[Stored entries]

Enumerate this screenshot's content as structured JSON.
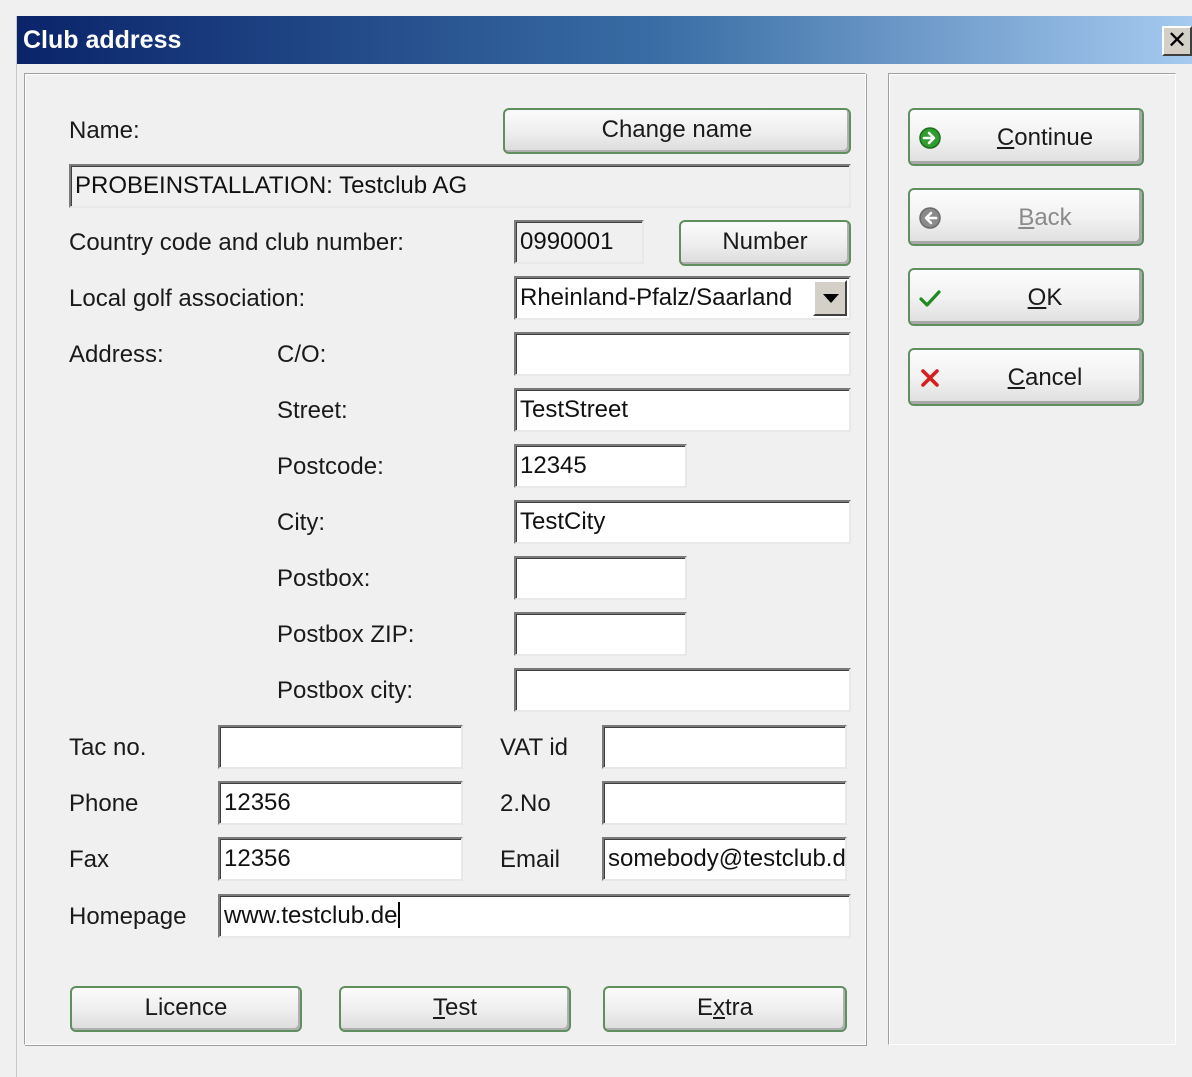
{
  "window": {
    "title": "Club address",
    "close_glyph": "✕"
  },
  "labels": {
    "name": "Name:",
    "country_code": "Country code and club number:",
    "golf_assoc": "Local golf association:",
    "address": "Address:",
    "co": "C/O:",
    "street": "Street:",
    "postcode": "Postcode:",
    "city": "City:",
    "postbox": "Postbox:",
    "postbox_zip": "Postbox ZIP:",
    "postbox_city": "Postbox city:",
    "tac": "Tac no.",
    "vat": "VAT id",
    "phone": "Phone",
    "second_no": "2.No",
    "fax": "Fax",
    "email": "Email",
    "homepage": "Homepage"
  },
  "fields": {
    "name": "PROBEINSTALLATION: Testclub AG",
    "club_number": "0990001",
    "golf_assoc": "Rheinland-Pfalz/Saarland",
    "co": "",
    "street": "TestStreet",
    "postcode": "12345",
    "city": "TestCity",
    "postbox": "",
    "postbox_zip": "",
    "postbox_city": "",
    "tac": "",
    "vat": "",
    "phone": "12356",
    "second_no": "",
    "fax": "12356",
    "email": "somebody@testclub.de",
    "homepage": "www.testclub.de"
  },
  "buttons": {
    "change_name": "Change name",
    "number": "Number",
    "licence": "Licence",
    "test_pre": "",
    "test_u": "T",
    "test_post": "est",
    "extra_pre": "E",
    "extra_u": "x",
    "extra_post": "tra"
  },
  "side_buttons": {
    "continue_u": "C",
    "continue_rest": "ontinue",
    "back_u": "B",
    "back_rest": "ack",
    "ok_u": "O",
    "ok_rest": "K",
    "cancel_u": "C",
    "cancel_rest": "ancel"
  },
  "icons": {
    "continue": "arrow-right-circle-icon",
    "back": "arrow-left-circle-icon",
    "ok": "checkmark-icon",
    "cancel": "x-mark-icon"
  },
  "colors": {
    "title_start": "#0a246a",
    "title_end": "#a6caf0",
    "button_border": "#5f8f5f"
  }
}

What this task involves →
Copy out the records above in full, exactly as written, but not the pictures.

Answer to this task →
Enumerate this screenshot's content as structured JSON.
{
  "window": {
    "title": "Club address",
    "close_glyph": "✕"
  },
  "labels": {
    "name": "Name:",
    "country_code": "Country code and club number:",
    "golf_assoc": "Local golf association:",
    "address": "Address:",
    "co": "C/O:",
    "street": "Street:",
    "postcode": "Postcode:",
    "city": "City:",
    "postbox": "Postbox:",
    "postbox_zip": "Postbox ZIP:",
    "postbox_city": "Postbox city:",
    "tac": "Tac no.",
    "vat": "VAT id",
    "phone": "Phone",
    "second_no": "2.No",
    "fax": "Fax",
    "email": "Email",
    "homepage": "Homepage"
  },
  "fields": {
    "name": "PROBEINSTALLATION: Testclub AG",
    "club_number": "0990001",
    "golf_assoc": "Rheinland-Pfalz/Saarland",
    "co": "",
    "street": "TestStreet",
    "postcode": "12345",
    "city": "TestCity",
    "postbox": "",
    "postbox_zip": "",
    "postbox_city": "",
    "tac": "",
    "vat": "",
    "phone": "12356",
    "second_no": "",
    "fax": "12356",
    "email": "somebody@testclub.de",
    "homepage": "www.testclub.de"
  },
  "buttons": {
    "change_name": "Change name",
    "number": "Number",
    "licence": "Licence",
    "test_pre": "",
    "test_u": "T",
    "test_post": "est",
    "extra_pre": "E",
    "extra_u": "x",
    "extra_post": "tra"
  },
  "side_buttons": {
    "continue_u": "C",
    "continue_rest": "ontinue",
    "back_u": "B",
    "back_rest": "ack",
    "ok_u": "O",
    "ok_rest": "K",
    "cancel_u": "C",
    "cancel_rest": "ancel"
  },
  "icons": {
    "continue": "arrow-right-circle-icon",
    "back": "arrow-left-circle-icon",
    "ok": "checkmark-icon",
    "cancel": "x-mark-icon"
  },
  "colors": {
    "title_start": "#0a246a",
    "title_end": "#a6caf0",
    "button_border": "#5f8f5f"
  }
}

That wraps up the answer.